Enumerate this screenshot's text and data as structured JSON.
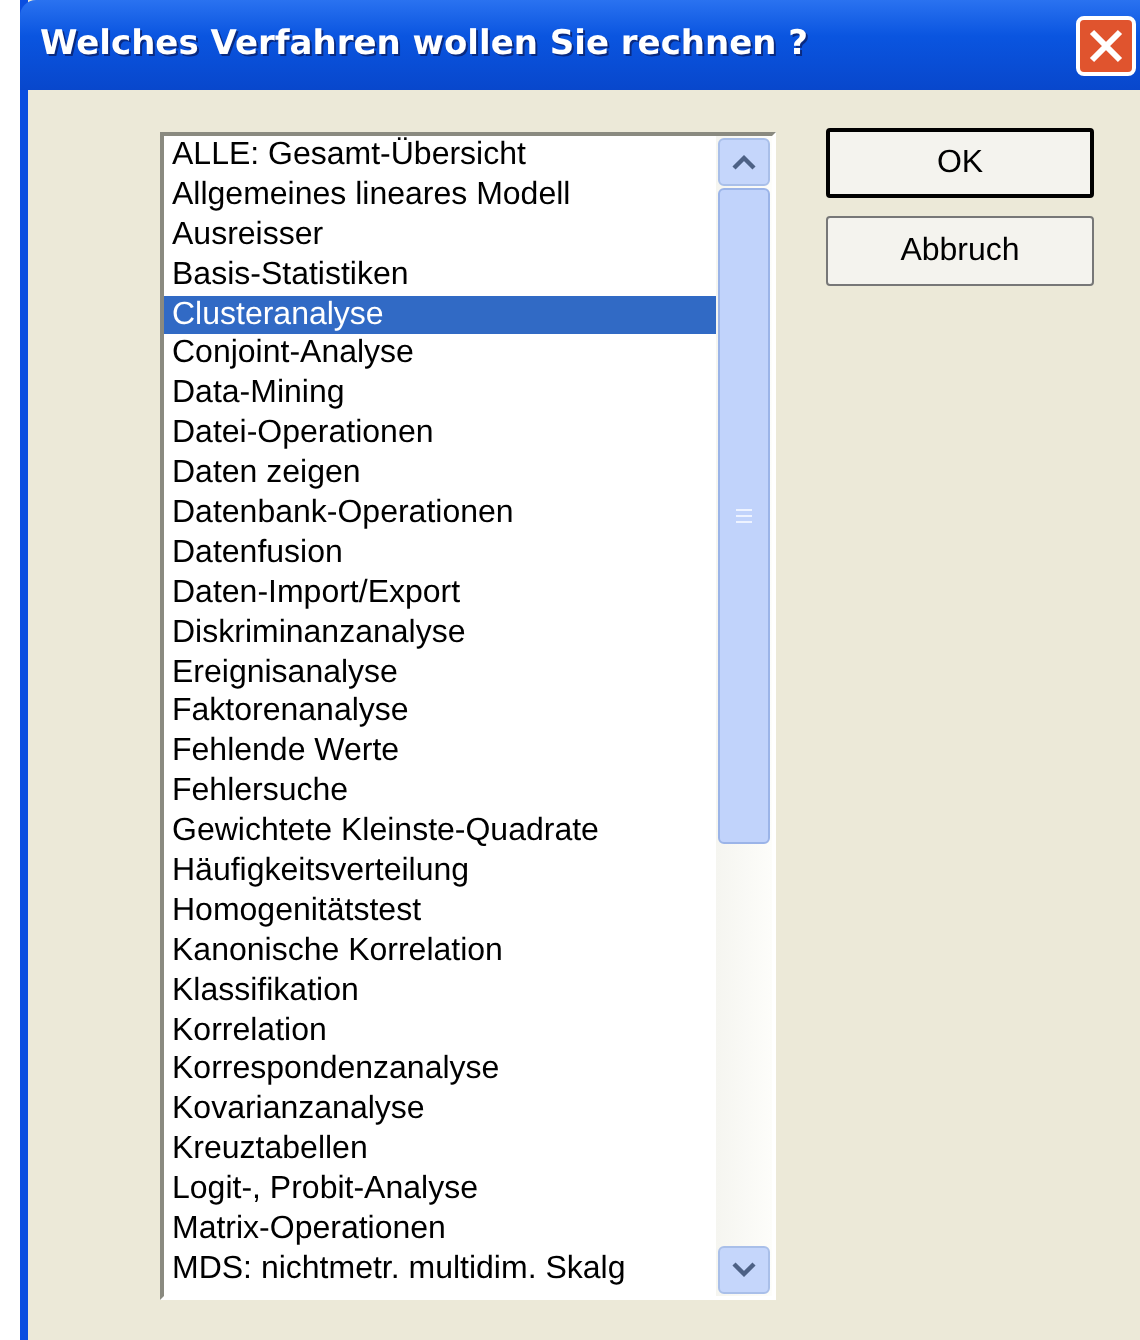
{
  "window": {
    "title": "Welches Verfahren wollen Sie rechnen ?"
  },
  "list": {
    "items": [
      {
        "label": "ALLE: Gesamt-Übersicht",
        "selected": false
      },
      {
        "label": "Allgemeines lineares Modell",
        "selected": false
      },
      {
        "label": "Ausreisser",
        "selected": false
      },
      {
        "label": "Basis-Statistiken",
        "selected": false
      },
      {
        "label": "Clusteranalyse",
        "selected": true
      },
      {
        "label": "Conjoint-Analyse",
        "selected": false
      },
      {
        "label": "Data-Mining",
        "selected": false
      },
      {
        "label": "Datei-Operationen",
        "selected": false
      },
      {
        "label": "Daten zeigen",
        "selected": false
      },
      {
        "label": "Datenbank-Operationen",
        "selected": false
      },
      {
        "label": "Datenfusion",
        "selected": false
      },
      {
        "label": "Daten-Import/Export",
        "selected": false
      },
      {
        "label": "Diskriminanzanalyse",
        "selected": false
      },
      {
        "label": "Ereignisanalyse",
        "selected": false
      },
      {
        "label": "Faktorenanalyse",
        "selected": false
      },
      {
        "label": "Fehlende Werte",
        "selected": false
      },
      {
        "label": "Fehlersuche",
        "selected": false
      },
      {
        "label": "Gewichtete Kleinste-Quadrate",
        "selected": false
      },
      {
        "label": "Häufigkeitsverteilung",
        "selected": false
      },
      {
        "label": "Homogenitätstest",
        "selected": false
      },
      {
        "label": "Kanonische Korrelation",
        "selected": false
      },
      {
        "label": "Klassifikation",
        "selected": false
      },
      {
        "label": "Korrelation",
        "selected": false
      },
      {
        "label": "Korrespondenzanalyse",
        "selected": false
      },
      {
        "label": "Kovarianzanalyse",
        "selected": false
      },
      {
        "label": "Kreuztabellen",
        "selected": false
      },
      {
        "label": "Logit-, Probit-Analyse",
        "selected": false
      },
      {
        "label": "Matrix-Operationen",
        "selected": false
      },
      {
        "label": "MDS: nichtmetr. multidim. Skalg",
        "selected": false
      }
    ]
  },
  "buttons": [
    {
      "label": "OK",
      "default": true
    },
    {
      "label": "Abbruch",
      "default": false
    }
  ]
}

→ **Exercise details**: Each line in the data that holds the string "Korrelation" should be found and copied.

→ **Response to the task**:
        "label": "Kanonische Korrelation",
        "label": "Korrelation",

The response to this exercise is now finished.